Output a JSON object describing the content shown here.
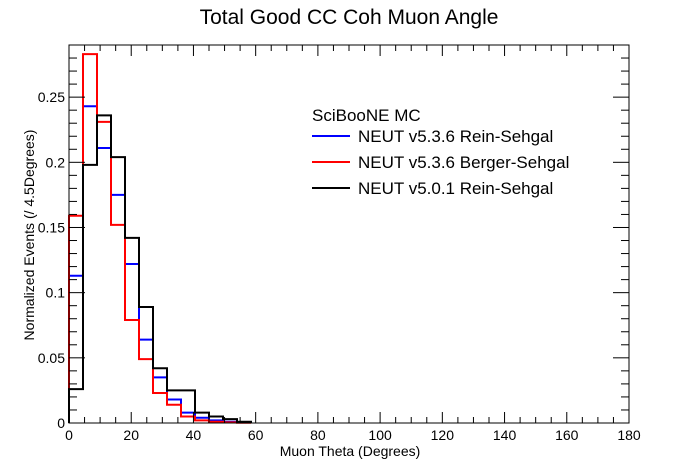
{
  "chart_data": {
    "type": "line",
    "subtype": "step-histogram",
    "title": "Total Good CC Coh Muon Angle",
    "xlabel": "Muon Theta (Degrees)",
    "ylabel": "Normalized Events (/ 4.5Degrees)",
    "xlim": [
      0,
      180
    ],
    "ylim": [
      0,
      0.29
    ],
    "bin_width": 4.5,
    "x_ticks": [
      0,
      20,
      40,
      60,
      80,
      100,
      120,
      140,
      160,
      180
    ],
    "y_ticks": [
      0,
      0.05,
      0.1,
      0.15,
      0.2,
      0.25
    ],
    "x_tick_labels": [
      "0",
      "20",
      "40",
      "60",
      "80",
      "100",
      "120",
      "140",
      "160",
      "180"
    ],
    "y_tick_labels": [
      "0",
      "0.05",
      "0.1",
      "0.15",
      "0.2",
      "0.25"
    ],
    "grid": false,
    "legend": {
      "header": "SciBooNE MC",
      "placement": "top-right"
    },
    "series": [
      {
        "name": "NEUT v5.3.6 Rein-Sehgal",
        "color": "#0000ff",
        "values": [
          0.113,
          0.243,
          0.211,
          0.175,
          0.122,
          0.064,
          0.035,
          0.018,
          0.008,
          0.004,
          0.002,
          0.001,
          0.0005
        ]
      },
      {
        "name": "NEUT v5.3.6 Berger-Sehgal",
        "color": "#ff0000",
        "values": [
          0.159,
          0.283,
          0.231,
          0.152,
          0.079,
          0.049,
          0.023,
          0.014,
          0.005,
          0.002,
          0.001,
          0.0005,
          0.0002
        ]
      },
      {
        "name": "NEUT v5.0.1 Rein-Sehgal",
        "color": "#000000",
        "values": [
          0.026,
          0.198,
          0.236,
          0.204,
          0.142,
          0.089,
          0.042,
          0.025,
          0.025,
          0.008,
          0.005,
          0.003,
          0.001
        ]
      }
    ]
  }
}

THE PROBLEM: All of the records above must be copied exactly, except for the pictures.

THE COMPLETED TASK:
Output a JSON object describing the content shown here.
{
  "chart_data": {
    "type": "line",
    "subtype": "step-histogram",
    "title": "Total Good CC Coh Muon Angle",
    "xlabel": "Muon Theta (Degrees)",
    "ylabel": "Normalized Events (/ 4.5Degrees)",
    "xlim": [
      0,
      180
    ],
    "ylim": [
      0,
      0.29
    ],
    "bin_width": 4.5,
    "x_ticks": [
      0,
      20,
      40,
      60,
      80,
      100,
      120,
      140,
      160,
      180
    ],
    "y_ticks": [
      0,
      0.05,
      0.1,
      0.15,
      0.2,
      0.25
    ],
    "x_tick_labels": [
      "0",
      "20",
      "40",
      "60",
      "80",
      "100",
      "120",
      "140",
      "160",
      "180"
    ],
    "y_tick_labels": [
      "0",
      "0.05",
      "0.1",
      "0.15",
      "0.2",
      "0.25"
    ],
    "grid": false,
    "legend": {
      "header": "SciBooNE MC",
      "placement": "top-right"
    },
    "series": [
      {
        "name": "NEUT v5.3.6 Rein-Sehgal",
        "color": "#0000ff",
        "values": [
          0.113,
          0.243,
          0.211,
          0.175,
          0.122,
          0.064,
          0.035,
          0.018,
          0.008,
          0.004,
          0.002,
          0.001,
          0.0005
        ]
      },
      {
        "name": "NEUT v5.3.6 Berger-Sehgal",
        "color": "#ff0000",
        "values": [
          0.159,
          0.283,
          0.231,
          0.152,
          0.079,
          0.049,
          0.023,
          0.014,
          0.005,
          0.002,
          0.001,
          0.0005,
          0.0002
        ]
      },
      {
        "name": "NEUT v5.0.1 Rein-Sehgal",
        "color": "#000000",
        "values": [
          0.026,
          0.198,
          0.236,
          0.204,
          0.142,
          0.089,
          0.042,
          0.025,
          0.025,
          0.008,
          0.005,
          0.003,
          0.001
        ]
      }
    ]
  }
}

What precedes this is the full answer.